Set of tasks →
A) Retype the passage of the article on India's HIV drug negotiations from "Tuesday, July 5, 2011" up to and including "with India might.".
B) Answer the following questions using the article on India's HIV drug negotiations:
(i) According to the article, roughly what does one pill of the author's daily Truvada cost in the US?
(ii) What position does the article give for Michel Sidibe?
(iii) Whose trade negotiations with India does the article say might add the restrictions?
C) Write a continuation of the article on India's HIV drug negotiations, beginning after its final sentence.

--- Source passage Enclosed Below ---

Tuesday, July 5, 2011

India's HIV Drugs Negotiations: Millions Will Die If New Restrictions Are Added

With prices of anti-retroviral drugs (ARVs) in the US skyrocketing without any end in sight, one of the most important tools to fighting HIV/AIDS globally is the Indian pharmaceutical industry. Due to less regulation and a canny understanding of the "free market," their crucial HIV drugs are sold at substantially lower costs than here in the US. This allows impoverished nations in third-world regions the ability to treat this deadly disease, and that in and of itself is a boon. So why would we tamper with the system?

You and I wouldn't, but the European Union's current trade negotiations with India might.

The new, ineptly named "free trade agreement" might include incredibly damaging restrictions, including patent protections and border enforcement rules that will hamstring the ability of the Indian pharmaceutical industry to produce generic versions of the ARVs available in the US. Keep in mind that this is wildly important: while my Truvada I take daily is around $30 a pill here, it's available for just pennies in equatorial Africa.

Michel Sidibe, the executive director for the Joint United Nations Programme on HIV/AIDS has lambasted the proposed restrictions as disastrous, stating in plain language that millions not only could, but will die if we restrict the ARV trade with India.

--- End of Enclosed Source passage ---
--- Listed entries Enclosed Below ---

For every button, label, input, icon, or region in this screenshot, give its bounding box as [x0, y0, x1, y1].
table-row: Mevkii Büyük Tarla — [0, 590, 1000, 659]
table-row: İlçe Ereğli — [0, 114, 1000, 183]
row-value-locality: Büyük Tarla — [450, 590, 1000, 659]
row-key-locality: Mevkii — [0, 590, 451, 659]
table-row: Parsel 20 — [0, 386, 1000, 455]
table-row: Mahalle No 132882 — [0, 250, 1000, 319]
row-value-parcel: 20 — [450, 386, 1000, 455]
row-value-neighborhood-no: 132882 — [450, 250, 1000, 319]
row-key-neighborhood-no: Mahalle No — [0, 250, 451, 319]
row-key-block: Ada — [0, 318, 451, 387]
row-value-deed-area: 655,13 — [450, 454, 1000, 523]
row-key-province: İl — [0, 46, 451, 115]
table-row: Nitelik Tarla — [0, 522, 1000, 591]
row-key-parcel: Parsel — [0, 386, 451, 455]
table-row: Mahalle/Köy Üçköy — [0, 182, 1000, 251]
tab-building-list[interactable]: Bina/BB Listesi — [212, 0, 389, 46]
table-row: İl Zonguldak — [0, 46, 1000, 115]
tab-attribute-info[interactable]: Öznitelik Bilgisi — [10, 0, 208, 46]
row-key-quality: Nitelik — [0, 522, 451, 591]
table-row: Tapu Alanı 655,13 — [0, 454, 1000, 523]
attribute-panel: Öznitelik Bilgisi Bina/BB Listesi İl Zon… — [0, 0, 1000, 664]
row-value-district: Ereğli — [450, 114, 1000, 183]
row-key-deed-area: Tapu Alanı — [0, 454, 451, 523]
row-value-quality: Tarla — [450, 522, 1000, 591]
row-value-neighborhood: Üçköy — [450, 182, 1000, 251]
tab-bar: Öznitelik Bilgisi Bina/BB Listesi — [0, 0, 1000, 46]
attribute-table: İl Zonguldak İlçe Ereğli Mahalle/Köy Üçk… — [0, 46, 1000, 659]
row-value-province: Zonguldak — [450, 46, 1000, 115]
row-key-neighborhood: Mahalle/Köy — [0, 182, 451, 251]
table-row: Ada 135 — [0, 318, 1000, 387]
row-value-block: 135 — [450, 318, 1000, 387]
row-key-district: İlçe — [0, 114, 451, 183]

--- End of Enclosed Listed entries ---

Solved tasks →
A)
Tuesday, July 5, 2011

India's HIV Drugs Negotiations: Millions Will Die If New Restrictions Are Added

With prices of anti-retroviral drugs (ARVs) in the US skyrocketing without any end in sight, one of the most important tools to fighting HIV/AIDS globally is the Indian pharmaceutical industry. Due to less regulation and a canny understanding of the "free market," their crucial HIV drugs are sold at substantially lower costs than here in the US. This allows impoverished nations in third-world regions the ability to treat this deadly disease, and that in and of itself is a boon. So why would we tamper with the system?

You and I wouldn't, but the European Union's current trade negotiations with India might.

B)
(i) Around $30 a pill.
(ii) Executive director for the Joint United Nations Programme on HIV/AIDS.
(iii) The European Union's.

C)
"'India should resist removing any flexibility because any trade agreement which could lead to India not being able to produce will be terrible for the rest of the world,' said Michel Sidibe, executive director for the Joint United Nations Programme on HIV/AIDS (UNAIDS).

"'Millions of people will die if India cannot produce and Africa will be the most affected. For me, it is an issue of life or death,' he told Reuters in an interview, adding that about 86 percent of people on treatment were taking drugs made in India."

World leaders need to stop kowtowing to the demands of Big Pharm interests. These sorts of ridiculous policies reflect the actual concerns of pharmaceutical companies; instead of health and well-being for sick populations, the driving greed for profits is what fuels these entities.